*WHAT IS NEEDED*: Could you output each line of the data that follows exactly?

# # # #

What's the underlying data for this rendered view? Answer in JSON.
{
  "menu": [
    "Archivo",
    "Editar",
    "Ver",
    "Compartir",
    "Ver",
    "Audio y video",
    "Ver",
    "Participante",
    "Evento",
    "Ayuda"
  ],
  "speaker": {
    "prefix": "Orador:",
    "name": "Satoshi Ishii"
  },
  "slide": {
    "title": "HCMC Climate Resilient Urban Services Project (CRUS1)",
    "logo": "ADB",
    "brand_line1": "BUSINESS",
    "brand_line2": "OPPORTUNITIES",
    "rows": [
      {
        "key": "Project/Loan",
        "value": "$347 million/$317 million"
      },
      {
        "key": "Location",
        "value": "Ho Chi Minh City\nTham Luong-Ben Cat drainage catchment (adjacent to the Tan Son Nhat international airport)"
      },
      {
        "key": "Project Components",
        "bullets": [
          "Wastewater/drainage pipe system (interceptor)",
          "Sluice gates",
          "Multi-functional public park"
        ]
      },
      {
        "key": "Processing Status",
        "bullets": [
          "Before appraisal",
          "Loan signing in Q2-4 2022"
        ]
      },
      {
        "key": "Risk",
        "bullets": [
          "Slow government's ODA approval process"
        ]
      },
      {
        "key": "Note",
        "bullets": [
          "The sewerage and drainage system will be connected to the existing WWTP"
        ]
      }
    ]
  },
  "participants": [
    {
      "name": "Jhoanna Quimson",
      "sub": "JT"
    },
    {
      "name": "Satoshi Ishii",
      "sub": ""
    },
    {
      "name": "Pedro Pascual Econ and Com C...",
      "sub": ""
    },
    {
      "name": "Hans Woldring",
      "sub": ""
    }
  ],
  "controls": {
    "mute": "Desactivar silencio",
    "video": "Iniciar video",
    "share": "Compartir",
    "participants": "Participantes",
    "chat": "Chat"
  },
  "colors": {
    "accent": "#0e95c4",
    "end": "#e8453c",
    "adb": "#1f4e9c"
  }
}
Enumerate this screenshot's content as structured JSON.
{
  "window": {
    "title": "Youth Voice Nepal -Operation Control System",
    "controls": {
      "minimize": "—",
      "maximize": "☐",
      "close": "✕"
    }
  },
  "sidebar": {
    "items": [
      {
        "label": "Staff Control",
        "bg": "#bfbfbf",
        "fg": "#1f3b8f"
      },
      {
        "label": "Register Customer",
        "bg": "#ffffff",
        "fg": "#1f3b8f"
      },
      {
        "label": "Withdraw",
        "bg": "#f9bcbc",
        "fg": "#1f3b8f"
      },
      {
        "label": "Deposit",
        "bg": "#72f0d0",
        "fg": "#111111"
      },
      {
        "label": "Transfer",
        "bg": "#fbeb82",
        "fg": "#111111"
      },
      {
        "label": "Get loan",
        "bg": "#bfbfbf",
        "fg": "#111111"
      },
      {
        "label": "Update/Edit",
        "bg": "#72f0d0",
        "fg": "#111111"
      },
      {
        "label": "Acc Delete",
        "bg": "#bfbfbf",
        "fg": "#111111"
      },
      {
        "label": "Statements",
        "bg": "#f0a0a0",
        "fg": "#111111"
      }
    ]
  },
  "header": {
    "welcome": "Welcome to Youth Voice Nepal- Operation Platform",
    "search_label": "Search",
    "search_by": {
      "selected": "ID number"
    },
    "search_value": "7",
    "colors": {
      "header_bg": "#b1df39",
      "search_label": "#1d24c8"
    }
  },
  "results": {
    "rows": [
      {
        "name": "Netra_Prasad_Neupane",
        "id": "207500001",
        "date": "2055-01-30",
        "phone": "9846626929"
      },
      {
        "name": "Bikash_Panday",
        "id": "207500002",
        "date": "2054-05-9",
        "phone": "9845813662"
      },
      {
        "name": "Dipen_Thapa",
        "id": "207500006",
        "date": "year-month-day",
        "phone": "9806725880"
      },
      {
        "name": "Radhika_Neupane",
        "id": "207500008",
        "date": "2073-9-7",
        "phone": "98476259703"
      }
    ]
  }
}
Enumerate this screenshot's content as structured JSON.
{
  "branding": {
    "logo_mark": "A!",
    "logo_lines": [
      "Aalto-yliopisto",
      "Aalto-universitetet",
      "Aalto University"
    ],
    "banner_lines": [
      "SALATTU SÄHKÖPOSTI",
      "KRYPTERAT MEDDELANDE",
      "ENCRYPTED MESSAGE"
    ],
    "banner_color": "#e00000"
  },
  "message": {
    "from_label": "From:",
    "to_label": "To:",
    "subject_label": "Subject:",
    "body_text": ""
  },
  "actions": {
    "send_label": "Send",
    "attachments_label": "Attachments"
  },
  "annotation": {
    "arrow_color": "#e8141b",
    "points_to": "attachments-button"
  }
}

# # # #

*OUTPUT FOR THIS EXERCISE*:
What's the underlying data for this rendered view? Answer in JSON.
{
  "menu": [
    "Archivo",
    "Editar",
    "Ver",
    "Compartir",
    "Ver",
    "Audio y video",
    "Ver",
    "Participante",
    "Evento",
    "Ayuda"
  ],
  "speaker": {
    "prefix": "Orador:",
    "name": "Satoshi Ishii"
  },
  "slide": {
    "title": "HCMC Climate Resilient Urban Services Project (CRUS1)",
    "logo": "ADB",
    "brand_line1": "BUSINESS",
    "brand_line2": "OPPORTUNITIES",
    "rows": [
      {
        "key": "Project/Loan",
        "value": "$347 million/$317 million"
      },
      {
        "key": "Location",
        "value": "Ho Chi Minh City\nTham Luong-Ben Cat drainage catchment (adjacent to the Tan Son Nhat international airport)"
      },
      {
        "key": "Project Components",
        "bullets": [
          "Wastewater/drainage pipe system (interceptor)",
          "Sluice gates",
          "Multi-functional public park"
        ]
      },
      {
        "key": "Processing Status",
        "bullets": [
          "Before appraisal",
          "Loan signing in Q2-4 2022"
        ]
      },
      {
        "key": "Risk",
        "bullets": [
          "Slow government's ODA approval process"
        ]
      },
      {
        "key": "Note",
        "bullets": [
          "The sewerage and drainage system will be connected to the existing WWTP"
        ]
      }
    ]
  },
  "participants": [
    {
      "name": "Jhoanna Quimson",
      "sub": "JT"
    },
    {
      "name": "Satoshi Ishii",
      "sub": ""
    },
    {
      "name": "Pedro Pascual Econ and Com C...",
      "sub": ""
    },
    {
      "name": "Hans Woldring",
      "sub": ""
    }
  ],
  "controls": {
    "mute": "Desactivar silencio",
    "video": "Iniciar video",
    "share": "Compartir",
    "participants": "Participantes",
    "chat": "Chat"
  },
  "colors": {
    "accent": "#0e95c4",
    "end": "#e8453c",
    "adb": "#1f4e9c"
  }
}
Enumerate this screenshot's content as structured JSON.
{
  "window": {
    "title": "Youth Voice Nepal -Operation Control System",
    "controls": {
      "minimize": "—",
      "maximize": "☐",
      "close": "✕"
    }
  },
  "sidebar": {
    "items": [
      {
        "label": "Staff Control",
        "bg": "#bfbfbf",
        "fg": "#1f3b8f"
      },
      {
        "label": "Register Customer",
        "bg": "#ffffff",
        "fg": "#1f3b8f"
      },
      {
        "label": "Withdraw",
        "bg": "#f9bcbc",
        "fg": "#1f3b8f"
      },
      {
        "label": "Deposit",
        "bg": "#72f0d0",
        "fg": "#111111"
      },
      {
        "label": "Transfer",
        "bg": "#fbeb82",
        "fg": "#111111"
      },
      {
        "label": "Get loan",
        "bg": "#bfbfbf",
        "fg": "#111111"
      },
      {
        "label": "Update/Edit",
        "bg": "#72f0d0",
        "fg": "#111111"
      },
      {
        "label": "Acc Delete",
        "bg": "#bfbfbf",
        "fg": "#111111"
      },
      {
        "label": "Statements",
        "bg": "#f0a0a0",
        "fg": "#111111"
      }
    ]
  },
  "header": {
    "welcome": "Welcome to Youth Voice Nepal- Operation Platform",
    "search_label": "Search",
    "search_by": {
      "selected": "ID number"
    },
    "search_value": "7",
    "colors": {
      "header_bg": "#b1df39",
      "search_label": "#1d24c8"
    }
  },
  "results": {
    "rows": [
      {
        "name": "Netra_Prasad_Neupane",
        "id": "207500001",
        "date": "2055-01-30",
        "phone": "9846626929"
      },
      {
        "name": "Bikash_Panday",
        "id": "207500002",
        "date": "2054-05-9",
        "phone": "9845813662"
      },
      {
        "name": "Dipen_Thapa",
        "id": "207500006",
        "date": "year-month-day",
        "phone": "9806725880"
      },
      {
        "name": "Radhika_Neupane",
        "id": "207500008",
        "date": "2073-9-7",
        "phone": "98476259703"
      }
    ]
  }
}
Enumerate this screenshot's content as structured JSON.
{
  "branding": {
    "logo_mark": "A!",
    "logo_lines": [
      "Aalto-yliopisto",
      "Aalto-universitetet",
      "Aalto University"
    ],
    "banner_lines": [
      "SALATTU SÄHKÖPOSTI",
      "KRYPTERAT MEDDELANDE",
      "ENCRYPTED MESSAGE"
    ],
    "banner_color": "#e00000"
  },
  "message": {
    "from_label": "From:",
    "to_label": "To:",
    "subject_label": "Subject:",
    "body_text": ""
  },
  "actions": {
    "send_label": "Send",
    "attachments_label": "Attachments"
  },
  "annotation": {
    "arrow_color": "#e8141b",
    "points_to": "attachments-button"
  }
}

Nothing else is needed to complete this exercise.